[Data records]

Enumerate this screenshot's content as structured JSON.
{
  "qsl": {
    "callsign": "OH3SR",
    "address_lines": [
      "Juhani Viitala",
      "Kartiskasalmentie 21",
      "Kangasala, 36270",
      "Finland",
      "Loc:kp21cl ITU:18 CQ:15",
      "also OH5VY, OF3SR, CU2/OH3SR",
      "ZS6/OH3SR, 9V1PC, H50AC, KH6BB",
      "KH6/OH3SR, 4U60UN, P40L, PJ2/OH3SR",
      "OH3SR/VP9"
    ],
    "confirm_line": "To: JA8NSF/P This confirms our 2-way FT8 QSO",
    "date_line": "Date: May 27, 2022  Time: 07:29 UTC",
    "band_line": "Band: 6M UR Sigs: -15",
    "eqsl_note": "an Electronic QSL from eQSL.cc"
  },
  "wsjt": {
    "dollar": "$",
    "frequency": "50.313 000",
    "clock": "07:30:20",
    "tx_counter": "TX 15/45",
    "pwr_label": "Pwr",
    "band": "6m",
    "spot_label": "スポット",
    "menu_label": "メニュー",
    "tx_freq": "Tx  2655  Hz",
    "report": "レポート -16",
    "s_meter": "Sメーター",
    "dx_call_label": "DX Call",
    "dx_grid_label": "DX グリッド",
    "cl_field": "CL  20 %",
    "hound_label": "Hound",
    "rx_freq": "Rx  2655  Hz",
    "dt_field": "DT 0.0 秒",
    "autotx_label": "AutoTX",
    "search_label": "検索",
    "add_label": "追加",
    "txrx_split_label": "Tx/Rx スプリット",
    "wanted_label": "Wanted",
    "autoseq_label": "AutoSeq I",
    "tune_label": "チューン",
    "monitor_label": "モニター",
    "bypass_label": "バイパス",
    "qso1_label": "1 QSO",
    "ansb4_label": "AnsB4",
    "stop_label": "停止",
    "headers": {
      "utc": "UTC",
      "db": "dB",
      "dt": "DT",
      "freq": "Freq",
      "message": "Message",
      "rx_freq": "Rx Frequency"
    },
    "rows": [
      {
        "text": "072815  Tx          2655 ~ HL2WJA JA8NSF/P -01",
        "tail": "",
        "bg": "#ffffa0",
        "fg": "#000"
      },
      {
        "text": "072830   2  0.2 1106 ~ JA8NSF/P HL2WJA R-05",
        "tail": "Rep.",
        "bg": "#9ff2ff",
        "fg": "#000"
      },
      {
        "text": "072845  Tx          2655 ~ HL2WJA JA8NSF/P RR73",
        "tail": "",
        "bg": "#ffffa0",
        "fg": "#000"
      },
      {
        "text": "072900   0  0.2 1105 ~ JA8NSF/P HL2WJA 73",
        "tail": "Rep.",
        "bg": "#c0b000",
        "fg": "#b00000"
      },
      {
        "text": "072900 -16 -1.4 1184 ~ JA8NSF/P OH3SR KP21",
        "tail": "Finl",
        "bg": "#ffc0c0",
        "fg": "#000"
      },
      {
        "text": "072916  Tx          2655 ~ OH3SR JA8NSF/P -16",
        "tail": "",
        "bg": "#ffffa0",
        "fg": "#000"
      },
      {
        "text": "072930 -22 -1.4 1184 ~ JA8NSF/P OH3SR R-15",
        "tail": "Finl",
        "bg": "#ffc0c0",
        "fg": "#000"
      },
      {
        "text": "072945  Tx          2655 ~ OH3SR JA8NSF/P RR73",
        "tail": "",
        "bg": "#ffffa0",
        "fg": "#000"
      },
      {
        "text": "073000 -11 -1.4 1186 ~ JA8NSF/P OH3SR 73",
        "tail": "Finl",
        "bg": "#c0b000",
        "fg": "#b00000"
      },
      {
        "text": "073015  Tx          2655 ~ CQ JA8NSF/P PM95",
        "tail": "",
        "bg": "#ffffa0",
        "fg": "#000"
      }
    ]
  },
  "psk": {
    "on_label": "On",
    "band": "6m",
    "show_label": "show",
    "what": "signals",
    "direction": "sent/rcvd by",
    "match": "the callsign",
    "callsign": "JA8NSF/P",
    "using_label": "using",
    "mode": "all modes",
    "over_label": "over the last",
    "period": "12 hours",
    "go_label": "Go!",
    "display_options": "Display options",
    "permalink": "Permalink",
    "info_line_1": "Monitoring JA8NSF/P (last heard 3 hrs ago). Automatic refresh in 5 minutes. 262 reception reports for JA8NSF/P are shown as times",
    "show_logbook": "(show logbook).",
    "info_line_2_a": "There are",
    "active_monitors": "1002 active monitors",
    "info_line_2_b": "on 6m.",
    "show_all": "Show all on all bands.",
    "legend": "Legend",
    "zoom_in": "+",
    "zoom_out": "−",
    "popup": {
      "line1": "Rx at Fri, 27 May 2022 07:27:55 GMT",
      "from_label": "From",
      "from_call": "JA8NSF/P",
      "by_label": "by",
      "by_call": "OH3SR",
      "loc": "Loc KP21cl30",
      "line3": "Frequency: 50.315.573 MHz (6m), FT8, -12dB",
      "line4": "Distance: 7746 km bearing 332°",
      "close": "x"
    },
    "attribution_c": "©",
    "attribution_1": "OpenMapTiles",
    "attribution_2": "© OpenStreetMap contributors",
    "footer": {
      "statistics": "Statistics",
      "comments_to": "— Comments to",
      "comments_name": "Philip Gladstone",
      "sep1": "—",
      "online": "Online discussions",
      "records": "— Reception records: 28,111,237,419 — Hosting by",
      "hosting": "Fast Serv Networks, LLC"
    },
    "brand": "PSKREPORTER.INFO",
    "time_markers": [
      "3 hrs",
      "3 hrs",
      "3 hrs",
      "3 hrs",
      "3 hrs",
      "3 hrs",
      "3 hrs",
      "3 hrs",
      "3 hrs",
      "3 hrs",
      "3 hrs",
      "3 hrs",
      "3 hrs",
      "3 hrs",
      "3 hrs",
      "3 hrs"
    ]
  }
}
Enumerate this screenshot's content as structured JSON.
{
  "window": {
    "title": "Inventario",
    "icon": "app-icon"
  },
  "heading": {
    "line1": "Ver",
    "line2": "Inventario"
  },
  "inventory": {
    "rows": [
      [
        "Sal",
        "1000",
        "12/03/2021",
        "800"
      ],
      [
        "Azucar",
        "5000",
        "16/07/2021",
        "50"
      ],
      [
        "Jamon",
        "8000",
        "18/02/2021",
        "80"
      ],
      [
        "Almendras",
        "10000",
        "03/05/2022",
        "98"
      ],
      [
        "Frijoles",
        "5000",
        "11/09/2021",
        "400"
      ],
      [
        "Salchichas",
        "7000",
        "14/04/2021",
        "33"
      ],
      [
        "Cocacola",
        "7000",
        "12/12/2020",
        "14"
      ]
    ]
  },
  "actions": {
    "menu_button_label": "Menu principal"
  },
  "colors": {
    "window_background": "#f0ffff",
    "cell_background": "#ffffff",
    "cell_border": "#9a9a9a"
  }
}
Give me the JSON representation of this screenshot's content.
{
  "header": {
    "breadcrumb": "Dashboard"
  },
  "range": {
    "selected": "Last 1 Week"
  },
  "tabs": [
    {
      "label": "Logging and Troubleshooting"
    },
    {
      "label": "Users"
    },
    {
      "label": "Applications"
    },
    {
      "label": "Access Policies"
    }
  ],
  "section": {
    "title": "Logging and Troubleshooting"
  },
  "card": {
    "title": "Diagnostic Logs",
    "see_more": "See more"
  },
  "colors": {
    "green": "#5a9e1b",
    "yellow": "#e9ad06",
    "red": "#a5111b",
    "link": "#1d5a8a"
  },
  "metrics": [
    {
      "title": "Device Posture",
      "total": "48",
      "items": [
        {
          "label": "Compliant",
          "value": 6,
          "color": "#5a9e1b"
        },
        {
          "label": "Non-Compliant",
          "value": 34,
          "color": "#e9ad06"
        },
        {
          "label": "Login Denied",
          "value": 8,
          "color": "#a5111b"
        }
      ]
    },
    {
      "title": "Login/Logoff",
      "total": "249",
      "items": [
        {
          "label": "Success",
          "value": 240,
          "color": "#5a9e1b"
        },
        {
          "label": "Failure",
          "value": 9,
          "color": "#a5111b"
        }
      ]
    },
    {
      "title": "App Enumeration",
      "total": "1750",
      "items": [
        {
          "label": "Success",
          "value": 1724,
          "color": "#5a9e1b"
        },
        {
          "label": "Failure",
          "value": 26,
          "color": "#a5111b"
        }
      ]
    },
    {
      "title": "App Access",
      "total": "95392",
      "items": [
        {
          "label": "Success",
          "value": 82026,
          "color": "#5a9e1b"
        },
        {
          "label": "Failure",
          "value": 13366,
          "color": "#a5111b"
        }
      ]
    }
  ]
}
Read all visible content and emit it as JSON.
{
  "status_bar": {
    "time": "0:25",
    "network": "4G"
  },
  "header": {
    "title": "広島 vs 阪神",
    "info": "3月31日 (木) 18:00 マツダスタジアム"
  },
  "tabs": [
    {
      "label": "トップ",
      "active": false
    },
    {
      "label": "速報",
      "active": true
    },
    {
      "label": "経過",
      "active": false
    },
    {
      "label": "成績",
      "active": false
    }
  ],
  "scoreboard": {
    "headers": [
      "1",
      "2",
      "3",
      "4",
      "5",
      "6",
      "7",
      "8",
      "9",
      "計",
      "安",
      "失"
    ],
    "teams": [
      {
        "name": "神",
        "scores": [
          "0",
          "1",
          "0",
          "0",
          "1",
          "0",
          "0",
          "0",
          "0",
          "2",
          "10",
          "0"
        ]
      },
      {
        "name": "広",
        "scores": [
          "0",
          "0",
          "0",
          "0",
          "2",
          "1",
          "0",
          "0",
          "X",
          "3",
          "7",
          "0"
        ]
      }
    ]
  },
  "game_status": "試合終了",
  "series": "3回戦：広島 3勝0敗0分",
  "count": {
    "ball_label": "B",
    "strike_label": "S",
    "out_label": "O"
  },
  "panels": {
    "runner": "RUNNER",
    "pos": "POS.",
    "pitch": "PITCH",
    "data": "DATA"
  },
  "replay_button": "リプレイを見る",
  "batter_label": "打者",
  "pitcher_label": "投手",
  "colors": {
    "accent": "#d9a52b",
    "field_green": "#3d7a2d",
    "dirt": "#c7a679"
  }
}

→ **Work required**
Select all lines in the listing that include the word "Troubleshooting".

→ **Exercise answer**
      "label": "Logging and Troubleshooting"
    "title": "Logging and Troubleshooting"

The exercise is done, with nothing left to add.